Supplied records
- - -

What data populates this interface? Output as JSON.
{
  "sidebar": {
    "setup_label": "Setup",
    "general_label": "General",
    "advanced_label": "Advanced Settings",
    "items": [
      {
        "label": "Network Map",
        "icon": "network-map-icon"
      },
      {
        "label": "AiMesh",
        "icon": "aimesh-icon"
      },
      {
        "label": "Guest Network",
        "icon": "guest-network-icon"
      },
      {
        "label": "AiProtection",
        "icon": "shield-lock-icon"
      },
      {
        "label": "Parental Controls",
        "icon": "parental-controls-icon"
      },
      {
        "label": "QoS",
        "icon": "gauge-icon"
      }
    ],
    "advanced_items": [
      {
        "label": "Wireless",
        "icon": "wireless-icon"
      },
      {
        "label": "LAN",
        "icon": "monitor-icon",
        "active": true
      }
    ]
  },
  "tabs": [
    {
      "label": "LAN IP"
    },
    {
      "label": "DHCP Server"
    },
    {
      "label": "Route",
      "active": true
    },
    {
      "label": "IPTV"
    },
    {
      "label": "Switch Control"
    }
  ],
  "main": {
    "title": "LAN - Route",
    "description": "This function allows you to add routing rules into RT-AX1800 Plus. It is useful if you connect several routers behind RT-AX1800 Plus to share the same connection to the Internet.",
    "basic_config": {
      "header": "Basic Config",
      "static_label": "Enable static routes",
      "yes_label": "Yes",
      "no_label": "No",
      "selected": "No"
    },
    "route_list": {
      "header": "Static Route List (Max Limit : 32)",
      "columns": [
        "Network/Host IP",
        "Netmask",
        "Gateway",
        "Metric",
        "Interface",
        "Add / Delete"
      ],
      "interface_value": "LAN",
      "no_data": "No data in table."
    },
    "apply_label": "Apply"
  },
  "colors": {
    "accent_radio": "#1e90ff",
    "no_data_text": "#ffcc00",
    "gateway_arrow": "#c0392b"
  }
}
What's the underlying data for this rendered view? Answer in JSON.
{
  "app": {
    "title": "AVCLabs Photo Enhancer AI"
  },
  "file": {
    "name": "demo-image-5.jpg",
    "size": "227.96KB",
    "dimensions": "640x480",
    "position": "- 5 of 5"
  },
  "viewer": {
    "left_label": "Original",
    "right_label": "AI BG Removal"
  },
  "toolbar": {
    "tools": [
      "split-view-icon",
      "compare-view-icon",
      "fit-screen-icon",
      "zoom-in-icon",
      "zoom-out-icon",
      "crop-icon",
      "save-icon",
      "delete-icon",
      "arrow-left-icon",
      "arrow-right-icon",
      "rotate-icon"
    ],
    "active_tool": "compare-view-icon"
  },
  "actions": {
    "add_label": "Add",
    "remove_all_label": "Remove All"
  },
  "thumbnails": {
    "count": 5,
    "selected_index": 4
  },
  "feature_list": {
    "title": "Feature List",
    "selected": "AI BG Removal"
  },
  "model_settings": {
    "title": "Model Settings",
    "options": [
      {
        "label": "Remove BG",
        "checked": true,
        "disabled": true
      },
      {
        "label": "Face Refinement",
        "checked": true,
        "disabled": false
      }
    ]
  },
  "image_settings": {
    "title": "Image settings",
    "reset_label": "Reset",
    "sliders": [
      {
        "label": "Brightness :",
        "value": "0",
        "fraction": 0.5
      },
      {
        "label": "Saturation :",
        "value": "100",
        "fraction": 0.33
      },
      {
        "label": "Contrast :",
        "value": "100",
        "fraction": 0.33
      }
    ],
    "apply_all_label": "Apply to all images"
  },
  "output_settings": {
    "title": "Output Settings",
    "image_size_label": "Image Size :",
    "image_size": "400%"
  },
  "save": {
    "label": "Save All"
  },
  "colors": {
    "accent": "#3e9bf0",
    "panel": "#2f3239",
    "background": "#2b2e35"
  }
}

- - -

Aim
Every line above should be printed again exactly as it stands.

Solution below
What data populates this interface? Output as JSON.
{
  "sidebar": {
    "setup_label": "Setup",
    "general_label": "General",
    "advanced_label": "Advanced Settings",
    "items": [
      {
        "label": "Network Map",
        "icon": "network-map-icon"
      },
      {
        "label": "AiMesh",
        "icon": "aimesh-icon"
      },
      {
        "label": "Guest Network",
        "icon": "guest-network-icon"
      },
      {
        "label": "AiProtection",
        "icon": "shield-lock-icon"
      },
      {
        "label": "Parental Controls",
        "icon": "parental-controls-icon"
      },
      {
        "label": "QoS",
        "icon": "gauge-icon"
      }
    ],
    "advanced_items": [
      {
        "label": "Wireless",
        "icon": "wireless-icon"
      },
      {
        "label": "LAN",
        "icon": "monitor-icon",
        "active": true
      }
    ]
  },
  "tabs": [
    {
      "label": "LAN IP"
    },
    {
      "label": "DHCP Server"
    },
    {
      "label": "Route",
      "active": true
    },
    {
      "label": "IPTV"
    },
    {
      "label": "Switch Control"
    }
  ],
  "main": {
    "title": "LAN - Route",
    "description": "This function allows you to add routing rules into RT-AX1800 Plus. It is useful if you connect several routers behind RT-AX1800 Plus to share the same connection to the Internet.",
    "basic_config": {
      "header": "Basic Config",
      "static_label": "Enable static routes",
      "yes_label": "Yes",
      "no_label": "No",
      "selected": "No"
    },
    "route_list": {
      "header": "Static Route List (Max Limit : 32)",
      "columns": [
        "Network/Host IP",
        "Netmask",
        "Gateway",
        "Metric",
        "Interface",
        "Add / Delete"
      ],
      "interface_value": "LAN",
      "no_data": "No data in table."
    },
    "apply_label": "Apply"
  },
  "colors": {
    "accent_radio": "#1e90ff",
    "no_data_text": "#ffcc00",
    "gateway_arrow": "#c0392b"
  }
}
What's the underlying data for this rendered view? Answer in JSON.
{
  "app": {
    "title": "AVCLabs Photo Enhancer AI"
  },
  "file": {
    "name": "demo-image-5.jpg",
    "size": "227.96KB",
    "dimensions": "640x480",
    "position": "- 5 of 5"
  },
  "viewer": {
    "left_label": "Original",
    "right_label": "AI BG Removal"
  },
  "toolbar": {
    "tools": [
      "split-view-icon",
      "compare-view-icon",
      "fit-screen-icon",
      "zoom-in-icon",
      "zoom-out-icon",
      "crop-icon",
      "save-icon",
      "delete-icon",
      "arrow-left-icon",
      "arrow-right-icon",
      "rotate-icon"
    ],
    "active_tool": "compare-view-icon"
  },
  "actions": {
    "add_label": "Add",
    "remove_all_label": "Remove All"
  },
  "thumbnails": {
    "count": 5,
    "selected_index": 4
  },
  "feature_list": {
    "title": "Feature List",
    "selected": "AI BG Removal"
  },
  "model_settings": {
    "title": "Model Settings",
    "options": [
      {
        "label": "Remove BG",
        "checked": true,
        "disabled": true
      },
      {
        "label": "Face Refinement",
        "checked": true,
        "disabled": false
      }
    ]
  },
  "image_settings": {
    "title": "Image settings",
    "reset_label": "Reset",
    "sliders": [
      {
        "label": "Brightness :",
        "value": "0",
        "fraction": 0.5
      },
      {
        "label": "Saturation :",
        "value": "100",
        "fraction": 0.33
      },
      {
        "label": "Contrast :",
        "value": "100",
        "fraction": 0.33
      }
    ],
    "apply_all_label": "Apply to all images"
  },
  "output_settings": {
    "title": "Output Settings",
    "image_size_label": "Image Size :",
    "image_size": "400%"
  },
  "save": {
    "label": "Save All"
  },
  "colors": {
    "accent": "#3e9bf0",
    "panel": "#2f3239",
    "background": "#2b2e35"
  }
}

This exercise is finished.